## INSTRUCTIONS FOR THE TASK
Reproduce this listing in full.

## TASK INPUTS

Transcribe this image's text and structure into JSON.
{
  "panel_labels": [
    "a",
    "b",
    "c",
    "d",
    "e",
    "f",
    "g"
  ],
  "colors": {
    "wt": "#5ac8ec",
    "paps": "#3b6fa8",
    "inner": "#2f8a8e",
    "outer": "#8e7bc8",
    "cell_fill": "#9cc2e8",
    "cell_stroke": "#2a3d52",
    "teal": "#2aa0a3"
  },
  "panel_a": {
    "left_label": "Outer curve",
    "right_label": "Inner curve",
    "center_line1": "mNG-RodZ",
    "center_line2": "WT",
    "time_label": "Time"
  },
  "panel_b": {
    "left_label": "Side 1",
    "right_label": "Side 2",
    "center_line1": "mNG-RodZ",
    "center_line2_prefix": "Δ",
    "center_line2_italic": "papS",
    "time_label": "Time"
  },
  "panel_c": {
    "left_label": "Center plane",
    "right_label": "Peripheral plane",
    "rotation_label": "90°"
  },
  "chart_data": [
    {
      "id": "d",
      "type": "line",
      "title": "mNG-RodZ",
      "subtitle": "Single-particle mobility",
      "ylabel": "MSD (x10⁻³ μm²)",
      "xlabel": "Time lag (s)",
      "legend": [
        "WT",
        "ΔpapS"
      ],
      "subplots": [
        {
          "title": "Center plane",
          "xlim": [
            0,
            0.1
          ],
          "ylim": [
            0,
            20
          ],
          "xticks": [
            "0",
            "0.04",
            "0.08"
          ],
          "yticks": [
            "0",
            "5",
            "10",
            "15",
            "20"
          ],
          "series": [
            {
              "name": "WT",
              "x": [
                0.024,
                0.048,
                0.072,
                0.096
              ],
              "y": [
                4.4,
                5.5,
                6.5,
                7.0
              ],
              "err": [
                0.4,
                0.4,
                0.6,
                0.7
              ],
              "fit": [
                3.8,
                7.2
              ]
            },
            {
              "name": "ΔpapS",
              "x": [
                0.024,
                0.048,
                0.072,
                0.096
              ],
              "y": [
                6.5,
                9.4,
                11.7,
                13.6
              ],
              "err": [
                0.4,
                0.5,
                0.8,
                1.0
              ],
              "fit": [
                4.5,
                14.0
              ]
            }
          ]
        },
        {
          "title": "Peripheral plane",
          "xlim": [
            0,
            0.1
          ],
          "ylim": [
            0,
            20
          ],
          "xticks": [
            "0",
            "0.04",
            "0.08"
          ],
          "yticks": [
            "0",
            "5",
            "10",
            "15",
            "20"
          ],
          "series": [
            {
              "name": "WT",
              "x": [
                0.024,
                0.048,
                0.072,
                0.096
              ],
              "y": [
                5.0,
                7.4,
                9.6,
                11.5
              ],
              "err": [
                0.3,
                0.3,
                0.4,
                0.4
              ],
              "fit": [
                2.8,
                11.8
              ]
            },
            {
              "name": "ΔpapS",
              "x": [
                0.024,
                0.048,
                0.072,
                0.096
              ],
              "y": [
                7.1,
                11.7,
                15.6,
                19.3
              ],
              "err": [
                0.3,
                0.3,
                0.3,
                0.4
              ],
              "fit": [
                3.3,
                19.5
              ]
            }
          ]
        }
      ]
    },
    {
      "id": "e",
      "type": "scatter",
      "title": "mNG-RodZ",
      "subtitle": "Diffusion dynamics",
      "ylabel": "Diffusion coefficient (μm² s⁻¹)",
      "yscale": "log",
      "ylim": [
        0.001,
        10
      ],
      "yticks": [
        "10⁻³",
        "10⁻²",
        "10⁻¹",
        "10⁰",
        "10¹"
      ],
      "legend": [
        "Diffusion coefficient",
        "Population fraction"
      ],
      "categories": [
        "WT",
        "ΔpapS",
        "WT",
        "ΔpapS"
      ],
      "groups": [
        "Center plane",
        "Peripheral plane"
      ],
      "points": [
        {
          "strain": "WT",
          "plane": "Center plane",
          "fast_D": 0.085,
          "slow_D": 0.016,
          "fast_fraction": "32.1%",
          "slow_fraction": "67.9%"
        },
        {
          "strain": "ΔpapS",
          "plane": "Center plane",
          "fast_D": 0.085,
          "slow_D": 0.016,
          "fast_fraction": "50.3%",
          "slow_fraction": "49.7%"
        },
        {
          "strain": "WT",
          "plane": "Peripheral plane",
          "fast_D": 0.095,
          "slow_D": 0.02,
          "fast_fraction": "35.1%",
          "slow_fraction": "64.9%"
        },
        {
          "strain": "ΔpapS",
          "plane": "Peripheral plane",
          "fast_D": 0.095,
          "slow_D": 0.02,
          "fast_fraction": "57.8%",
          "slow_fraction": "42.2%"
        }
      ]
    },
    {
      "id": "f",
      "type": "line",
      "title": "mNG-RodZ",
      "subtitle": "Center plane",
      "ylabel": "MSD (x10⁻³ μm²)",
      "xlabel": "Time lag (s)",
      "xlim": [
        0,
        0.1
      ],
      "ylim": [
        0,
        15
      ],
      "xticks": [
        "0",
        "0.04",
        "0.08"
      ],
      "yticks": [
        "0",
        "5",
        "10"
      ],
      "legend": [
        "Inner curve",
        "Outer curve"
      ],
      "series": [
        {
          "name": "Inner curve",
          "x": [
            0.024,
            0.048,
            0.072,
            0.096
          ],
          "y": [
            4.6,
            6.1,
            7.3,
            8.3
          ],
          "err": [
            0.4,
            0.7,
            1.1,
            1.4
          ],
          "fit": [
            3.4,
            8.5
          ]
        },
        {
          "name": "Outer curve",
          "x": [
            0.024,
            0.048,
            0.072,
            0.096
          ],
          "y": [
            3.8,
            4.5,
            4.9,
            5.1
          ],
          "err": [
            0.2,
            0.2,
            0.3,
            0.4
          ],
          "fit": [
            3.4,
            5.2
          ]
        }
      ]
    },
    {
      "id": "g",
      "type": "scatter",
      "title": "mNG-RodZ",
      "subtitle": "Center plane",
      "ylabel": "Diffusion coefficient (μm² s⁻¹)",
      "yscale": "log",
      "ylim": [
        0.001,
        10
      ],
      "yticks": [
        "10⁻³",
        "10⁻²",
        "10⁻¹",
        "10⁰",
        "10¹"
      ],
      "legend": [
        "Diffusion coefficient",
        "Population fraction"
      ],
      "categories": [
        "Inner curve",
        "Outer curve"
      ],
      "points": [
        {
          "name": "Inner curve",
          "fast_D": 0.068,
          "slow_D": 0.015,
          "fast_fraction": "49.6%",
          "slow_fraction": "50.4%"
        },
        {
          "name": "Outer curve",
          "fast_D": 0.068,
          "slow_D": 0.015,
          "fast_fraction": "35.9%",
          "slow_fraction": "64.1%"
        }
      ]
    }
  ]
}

## SOLUTION FOR THIS PROBLEM
Transcribe this image's text and structure into JSON.
{
  "panel_labels": [
    "a",
    "b",
    "c",
    "d",
    "e",
    "f",
    "g"
  ],
  "colors": {
    "wt": "#5ac8ec",
    "paps": "#3b6fa8",
    "inner": "#2f8a8e",
    "outer": "#8e7bc8",
    "cell_fill": "#9cc2e8",
    "cell_stroke": "#2a3d52",
    "teal": "#2aa0a3"
  },
  "panel_a": {
    "left_label": "Outer curve",
    "right_label": "Inner curve",
    "center_line1": "mNG-RodZ",
    "center_line2": "WT",
    "time_label": "Time"
  },
  "panel_b": {
    "left_label": "Side 1",
    "right_label": "Side 2",
    "center_line1": "mNG-RodZ",
    "center_line2_prefix": "Δ",
    "center_line2_italic": "papS",
    "time_label": "Time"
  },
  "panel_c": {
    "left_label": "Center plane",
    "right_label": "Peripheral plane",
    "rotation_label": "90°"
  },
  "chart_data": [
    {
      "id": "d",
      "type": "line",
      "title": "mNG-RodZ",
      "subtitle": "Single-particle mobility",
      "ylabel": "MSD (x10⁻³ μm²)",
      "xlabel": "Time lag (s)",
      "legend": [
        "WT",
        "ΔpapS"
      ],
      "subplots": [
        {
          "title": "Center plane",
          "xlim": [
            0,
            0.1
          ],
          "ylim": [
            0,
            20
          ],
          "xticks": [
            "0",
            "0.04",
            "0.08"
          ],
          "yticks": [
            "0",
            "5",
            "10",
            "15",
            "20"
          ],
          "series": [
            {
              "name": "WT",
              "x": [
                0.024,
                0.048,
                0.072,
                0.096
              ],
              "y": [
                4.4,
                5.5,
                6.5,
                7.0
              ],
              "err": [
                0.4,
                0.4,
                0.6,
                0.7
              ],
              "fit": [
                3.8,
                7.2
              ]
            },
            {
              "name": "ΔpapS",
              "x": [
                0.024,
                0.048,
                0.072,
                0.096
              ],
              "y": [
                6.5,
                9.4,
                11.7,
                13.6
              ],
              "err": [
                0.4,
                0.5,
                0.8,
                1.0
              ],
              "fit": [
                4.5,
                14.0
              ]
            }
          ]
        },
        {
          "title": "Peripheral plane",
          "xlim": [
            0,
            0.1
          ],
          "ylim": [
            0,
            20
          ],
          "xticks": [
            "0",
            "0.04",
            "0.08"
          ],
          "yticks": [
            "0",
            "5",
            "10",
            "15",
            "20"
          ],
          "series": [
            {
              "name": "WT",
              "x": [
                0.024,
                0.048,
                0.072,
                0.096
              ],
              "y": [
                5.0,
                7.4,
                9.6,
                11.5
              ],
              "err": [
                0.3,
                0.3,
                0.4,
                0.4
              ],
              "fit": [
                2.8,
                11.8
              ]
            },
            {
              "name": "ΔpapS",
              "x": [
                0.024,
                0.048,
                0.072,
                0.096
              ],
              "y": [
                7.1,
                11.7,
                15.6,
                19.3
              ],
              "err": [
                0.3,
                0.3,
                0.3,
                0.4
              ],
              "fit": [
                3.3,
                19.5
              ]
            }
          ]
        }
      ]
    },
    {
      "id": "e",
      "type": "scatter",
      "title": "mNG-RodZ",
      "subtitle": "Diffusion dynamics",
      "ylabel": "Diffusion coefficient (μm² s⁻¹)",
      "yscale": "log",
      "ylim": [
        0.001,
        10
      ],
      "yticks": [
        "10⁻³",
        "10⁻²",
        "10⁻¹",
        "10⁰",
        "10¹"
      ],
      "legend": [
        "Diffusion coefficient",
        "Population fraction"
      ],
      "categories": [
        "WT",
        "ΔpapS",
        "WT",
        "ΔpapS"
      ],
      "groups": [
        "Center plane",
        "Peripheral plane"
      ],
      "points": [
        {
          "strain": "WT",
          "plane": "Center plane",
          "fast_D": 0.085,
          "slow_D": 0.016,
          "fast_fraction": "32.1%",
          "slow_fraction": "67.9%"
        },
        {
          "strain": "ΔpapS",
          "plane": "Center plane",
          "fast_D": 0.085,
          "slow_D": 0.016,
          "fast_fraction": "50.3%",
          "slow_fraction": "49.7%"
        },
        {
          "strain": "WT",
          "plane": "Peripheral plane",
          "fast_D": 0.095,
          "slow_D": 0.02,
          "fast_fraction": "35.1%",
          "slow_fraction": "64.9%"
        },
        {
          "strain": "ΔpapS",
          "plane": "Peripheral plane",
          "fast_D": 0.095,
          "slow_D": 0.02,
          "fast_fraction": "57.8%",
          "slow_fraction": "42.2%"
        }
      ]
    },
    {
      "id": "f",
      "type": "line",
      "title": "mNG-RodZ",
      "subtitle": "Center plane",
      "ylabel": "MSD (x10⁻³ μm²)",
      "xlabel": "Time lag (s)",
      "xlim": [
        0,
        0.1
      ],
      "ylim": [
        0,
        15
      ],
      "xticks": [
        "0",
        "0.04",
        "0.08"
      ],
      "yticks": [
        "0",
        "5",
        "10"
      ],
      "legend": [
        "Inner curve",
        "Outer curve"
      ],
      "series": [
        {
          "name": "Inner curve",
          "x": [
            0.024,
            0.048,
            0.072,
            0.096
          ],
          "y": [
            4.6,
            6.1,
            7.3,
            8.3
          ],
          "err": [
            0.4,
            0.7,
            1.1,
            1.4
          ],
          "fit": [
            3.4,
            8.5
          ]
        },
        {
          "name": "Outer curve",
          "x": [
            0.024,
            0.048,
            0.072,
            0.096
          ],
          "y": [
            3.8,
            4.5,
            4.9,
            5.1
          ],
          "err": [
            0.2,
            0.2,
            0.3,
            0.4
          ],
          "fit": [
            3.4,
            5.2
          ]
        }
      ]
    },
    {
      "id": "g",
      "type": "scatter",
      "title": "mNG-RodZ",
      "subtitle": "Center plane",
      "ylabel": "Diffusion coefficient (μm² s⁻¹)",
      "yscale": "log",
      "ylim": [
        0.001,
        10
      ],
      "yticks": [
        "10⁻³",
        "10⁻²",
        "10⁻¹",
        "10⁰",
        "10¹"
      ],
      "legend": [
        "Diffusion coefficient",
        "Population fraction"
      ],
      "categories": [
        "Inner curve",
        "Outer curve"
      ],
      "points": [
        {
          "name": "Inner curve",
          "fast_D": 0.068,
          "slow_D": 0.015,
          "fast_fraction": "49.6%",
          "slow_fraction": "50.4%"
        },
        {
          "name": "Outer curve",
          "fast_D": 0.068,
          "slow_D": 0.015,
          "fast_fraction": "35.9%",
          "slow_fraction": "64.1%"
        }
      ]
    }
  ]
}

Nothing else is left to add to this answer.